____ Provided data

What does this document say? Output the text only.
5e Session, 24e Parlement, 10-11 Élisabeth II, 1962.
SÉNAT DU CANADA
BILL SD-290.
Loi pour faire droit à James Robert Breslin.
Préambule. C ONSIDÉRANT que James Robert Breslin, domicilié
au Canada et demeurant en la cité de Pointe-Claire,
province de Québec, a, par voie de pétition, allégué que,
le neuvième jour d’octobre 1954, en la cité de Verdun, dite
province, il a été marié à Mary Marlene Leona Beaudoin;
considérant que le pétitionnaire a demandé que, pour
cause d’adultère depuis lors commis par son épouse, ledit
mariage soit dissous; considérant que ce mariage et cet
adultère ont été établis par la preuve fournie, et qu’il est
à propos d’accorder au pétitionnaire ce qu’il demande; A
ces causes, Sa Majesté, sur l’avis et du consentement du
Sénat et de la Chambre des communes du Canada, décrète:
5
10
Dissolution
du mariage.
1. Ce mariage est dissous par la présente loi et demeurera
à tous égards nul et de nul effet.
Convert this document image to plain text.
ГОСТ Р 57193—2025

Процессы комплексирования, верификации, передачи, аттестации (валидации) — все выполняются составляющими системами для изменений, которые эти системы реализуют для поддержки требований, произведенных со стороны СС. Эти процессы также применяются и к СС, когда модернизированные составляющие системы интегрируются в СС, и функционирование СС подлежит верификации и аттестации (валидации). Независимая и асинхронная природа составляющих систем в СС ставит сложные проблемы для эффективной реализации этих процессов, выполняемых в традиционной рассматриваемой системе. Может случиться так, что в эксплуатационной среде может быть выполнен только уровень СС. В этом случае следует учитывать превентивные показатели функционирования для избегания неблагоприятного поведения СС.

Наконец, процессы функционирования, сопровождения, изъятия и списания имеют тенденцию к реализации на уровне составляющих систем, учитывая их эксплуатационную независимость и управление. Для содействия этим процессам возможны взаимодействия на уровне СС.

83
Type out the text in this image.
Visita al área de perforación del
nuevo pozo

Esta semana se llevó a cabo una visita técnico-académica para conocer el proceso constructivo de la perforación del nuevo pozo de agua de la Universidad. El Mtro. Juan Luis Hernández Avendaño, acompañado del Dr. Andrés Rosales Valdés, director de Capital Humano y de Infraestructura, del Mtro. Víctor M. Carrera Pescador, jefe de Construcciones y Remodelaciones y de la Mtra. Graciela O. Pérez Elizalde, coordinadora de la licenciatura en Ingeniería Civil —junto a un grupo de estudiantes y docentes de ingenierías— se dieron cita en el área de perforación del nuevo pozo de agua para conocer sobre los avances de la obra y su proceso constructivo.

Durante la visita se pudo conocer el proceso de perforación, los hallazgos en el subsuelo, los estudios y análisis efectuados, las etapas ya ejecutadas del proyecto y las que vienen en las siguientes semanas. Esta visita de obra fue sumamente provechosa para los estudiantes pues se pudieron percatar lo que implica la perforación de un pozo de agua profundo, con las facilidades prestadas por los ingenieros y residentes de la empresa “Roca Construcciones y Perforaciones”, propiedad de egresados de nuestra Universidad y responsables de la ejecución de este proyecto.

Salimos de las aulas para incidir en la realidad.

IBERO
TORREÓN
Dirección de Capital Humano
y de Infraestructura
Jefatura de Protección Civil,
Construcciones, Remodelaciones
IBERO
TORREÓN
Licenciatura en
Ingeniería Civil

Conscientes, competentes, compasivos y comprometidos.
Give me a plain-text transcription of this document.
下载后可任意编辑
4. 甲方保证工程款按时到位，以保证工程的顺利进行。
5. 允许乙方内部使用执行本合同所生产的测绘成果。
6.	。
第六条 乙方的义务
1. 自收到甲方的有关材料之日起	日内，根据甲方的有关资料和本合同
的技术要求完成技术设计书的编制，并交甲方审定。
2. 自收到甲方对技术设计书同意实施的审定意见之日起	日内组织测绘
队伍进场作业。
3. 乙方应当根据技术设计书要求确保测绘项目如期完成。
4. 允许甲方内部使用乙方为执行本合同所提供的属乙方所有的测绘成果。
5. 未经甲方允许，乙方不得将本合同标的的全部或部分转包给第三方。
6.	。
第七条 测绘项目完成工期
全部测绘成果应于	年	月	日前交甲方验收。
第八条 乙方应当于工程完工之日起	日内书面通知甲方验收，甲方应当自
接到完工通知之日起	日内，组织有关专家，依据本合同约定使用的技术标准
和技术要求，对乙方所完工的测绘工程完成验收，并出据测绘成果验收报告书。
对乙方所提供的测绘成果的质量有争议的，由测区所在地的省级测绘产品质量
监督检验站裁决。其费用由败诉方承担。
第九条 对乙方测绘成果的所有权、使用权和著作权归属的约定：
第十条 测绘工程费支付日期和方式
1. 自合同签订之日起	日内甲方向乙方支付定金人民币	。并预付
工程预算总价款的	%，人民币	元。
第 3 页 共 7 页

________

- [Objective]
In this exercise, repeat all entries exactly.

- [Response to this task]
What does this document say? Output the text only.
5e Session, 24e Parlement, 10-11 Élisabeth II, 1962.
SÉNAT DU CANADA
BILL SD-290.
Loi pour faire droit à James Robert Breslin.
Préambule. C ONSIDÉRANT que James Robert Breslin, domicilié
au Canada et demeurant en la cité de Pointe-Claire,
province de Québec, a, par voie de pétition, allégué que,
le neuvième jour d’octobre 1954, en la cité de Verdun, dite
province, il a été marié à Mary Marlene Leona Beaudoin;
considérant que le pétitionnaire a demandé que, pour
cause d’adultère depuis lors commis par son épouse, ledit
mariage soit dissous; considérant que ce mariage et cet
adultère ont été établis par la preuve fournie, et qu’il est
à propos d’accorder au pétitionnaire ce qu’il demande; A
ces causes, Sa Majesté, sur l’avis et du consentement du
Sénat et de la Chambre des communes du Canada, décrète:
5
10
Dissolution
du mariage.
1. Ce mariage est dissous par la présente loi et demeurera
à tous égards nul et de nul effet.
Convert this document image to plain text.
ГОСТ Р 57193—2025

Процессы комплексирования, верификации, передачи, аттестации (валидации) — все выполняются составляющими системами для изменений, которые эти системы реализуют для поддержки требований, произведенных со стороны СС. Эти процессы также применяются и к СС, когда модернизированные составляющие системы интегрируются в СС, и функционирование СС подлежит верификации и аттестации (валидации). Независимая и асинхронная природа составляющих систем в СС ставит сложные проблемы для эффективной реализации этих процессов, выполняемых в традиционной рассматриваемой системе. Может случиться так, что в эксплуатационной среде может быть выполнен только уровень СС. В этом случае следует учитывать превентивные показатели функционирования для избегания неблагоприятного поведения СС.

Наконец, процессы функционирования, сопровождения, изъятия и списания имеют тенденцию к реализации на уровне составляющих систем, учитывая их эксплуатационную независимость и управление. Для содействия этим процессам возможны взаимодействия на уровне СС.

83
Type out the text in this image.
Visita al área de perforación del
nuevo pozo

Esta semana se llevó a cabo una visita técnico-académica para conocer el proceso constructivo de la perforación del nuevo pozo de agua de la Universidad. El Mtro. Juan Luis Hernández Avendaño, acompañado del Dr. Andrés Rosales Valdés, director de Capital Humano y de Infraestructura, del Mtro. Víctor M. Carrera Pescador, jefe de Construcciones y Remodelaciones y de la Mtra. Graciela O. Pérez Elizalde, coordinadora de la licenciatura en Ingeniería Civil —junto a un grupo de estudiantes y docentes de ingenierías— se dieron cita en el área de perforación del nuevo pozo de agua para conocer sobre los avances de la obra y su proceso constructivo.

Durante la visita se pudo conocer el proceso de perforación, los hallazgos en el subsuelo, los estudios y análisis efectuados, las etapas ya ejecutadas del proyecto y las que vienen en las siguientes semanas. Esta visita de obra fue sumamente provechosa para los estudiantes pues se pudieron percatar lo que implica la perforación de un pozo de agua profundo, con las facilidades prestadas por los ingenieros y residentes de la empresa “Roca Construcciones y Perforaciones”, propiedad de egresados de nuestra Universidad y responsables de la ejecución de este proyecto.

Salimos de las aulas para incidir en la realidad.

IBERO
TORREÓN
Dirección de Capital Humano
y de Infraestructura
Jefatura de Protección Civil,
Construcciones, Remodelaciones
IBERO
TORREÓN
Licenciatura en
Ingeniería Civil

Conscientes, competentes, compasivos y comprometidos.
Give me a plain-text transcription of this document.
下载后可任意编辑
4. 甲方保证工程款按时到位，以保证工程的顺利进行。
5. 允许乙方内部使用执行本合同所生产的测绘成果。
6.	。
第六条 乙方的义务
1. 自收到甲方的有关材料之日起	日内，根据甲方的有关资料和本合同
的技术要求完成技术设计书的编制，并交甲方审定。
2. 自收到甲方对技术设计书同意实施的审定意见之日起	日内组织测绘
队伍进场作业。
3. 乙方应当根据技术设计书要求确保测绘项目如期完成。
4. 允许甲方内部使用乙方为执行本合同所提供的属乙方所有的测绘成果。
5. 未经甲方允许，乙方不得将本合同标的的全部或部分转包给第三方。
6.	。
第七条 测绘项目完成工期
全部测绘成果应于	年	月	日前交甲方验收。
第八条 乙方应当于工程完工之日起	日内书面通知甲方验收，甲方应当自
接到完工通知之日起	日内，组织有关专家，依据本合同约定使用的技术标准
和技术要求，对乙方所完工的测绘工程完成验收，并出据测绘成果验收报告书。
对乙方所提供的测绘成果的质量有争议的，由测区所在地的省级测绘产品质量
监督检验站裁决。其费用由败诉方承担。
第九条 对乙方测绘成果的所有权、使用权和著作权归属的约定：
第十条 测绘工程费支付日期和方式
1. 自合同签订之日起	日内甲方向乙方支付定金人民币	。并预付
工程预算总价款的	%，人民币	元。
第 3 页 共 7 页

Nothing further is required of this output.